§ Input for this task

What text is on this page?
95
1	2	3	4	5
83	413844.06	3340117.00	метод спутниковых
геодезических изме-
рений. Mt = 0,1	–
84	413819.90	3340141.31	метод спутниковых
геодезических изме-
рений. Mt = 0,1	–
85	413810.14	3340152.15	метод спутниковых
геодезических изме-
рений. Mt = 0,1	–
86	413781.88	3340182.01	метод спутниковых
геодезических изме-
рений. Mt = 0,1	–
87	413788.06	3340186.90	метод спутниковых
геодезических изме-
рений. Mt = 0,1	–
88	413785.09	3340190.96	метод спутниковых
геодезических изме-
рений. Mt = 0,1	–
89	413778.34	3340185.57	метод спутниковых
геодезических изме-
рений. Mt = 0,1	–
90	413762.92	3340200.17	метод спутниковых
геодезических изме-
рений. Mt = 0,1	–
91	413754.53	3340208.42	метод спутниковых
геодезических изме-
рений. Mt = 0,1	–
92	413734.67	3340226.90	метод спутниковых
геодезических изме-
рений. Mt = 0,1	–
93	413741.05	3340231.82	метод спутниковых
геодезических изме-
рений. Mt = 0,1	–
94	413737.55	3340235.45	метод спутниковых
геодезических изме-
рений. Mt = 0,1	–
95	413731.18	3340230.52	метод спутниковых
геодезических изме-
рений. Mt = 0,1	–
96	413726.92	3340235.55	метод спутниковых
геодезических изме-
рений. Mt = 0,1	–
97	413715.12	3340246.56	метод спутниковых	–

§ Set exercise
Every line above should be written out again exactly as it stands.

§ Exercise answer
What text is on this page?
95
1	2	3	4	5
83	413844.06	3340117.00	метод спутниковых
геодезических изме-
рений. Mt = 0,1	–
84	413819.90	3340141.31	метод спутниковых
геодезических изме-
рений. Mt = 0,1	–
85	413810.14	3340152.15	метод спутниковых
геодезических изме-
рений. Mt = 0,1	–
86	413781.88	3340182.01	метод спутниковых
геодезических изме-
рений. Mt = 0,1	–
87	413788.06	3340186.90	метод спутниковых
геодезических изме-
рений. Mt = 0,1	–
88	413785.09	3340190.96	метод спутниковых
геодезических изме-
рений. Mt = 0,1	–
89	413778.34	3340185.57	метод спутниковых
геодезических изме-
рений. Mt = 0,1	–
90	413762.92	3340200.17	метод спутниковых
геодезических изме-
рений. Mt = 0,1	–
91	413754.53	3340208.42	метод спутниковых
геодезических изме-
рений. Mt = 0,1	–
92	413734.67	3340226.90	метод спутниковых
геодезических изме-
рений. Mt = 0,1	–
93	413741.05	3340231.82	метод спутниковых
геодезических изме-
рений. Mt = 0,1	–
94	413737.55	3340235.45	метод спутниковых
геодезических изме-
рений. Mt = 0,1	–
95	413731.18	3340230.52	метод спутниковых
геодезических изме-
рений. Mt = 0,1	–
96	413726.92	3340235.55	метод спутниковых
геодезических изме-
рений. Mt = 0,1	–
97	413715.12	3340246.56	метод спутниковых	–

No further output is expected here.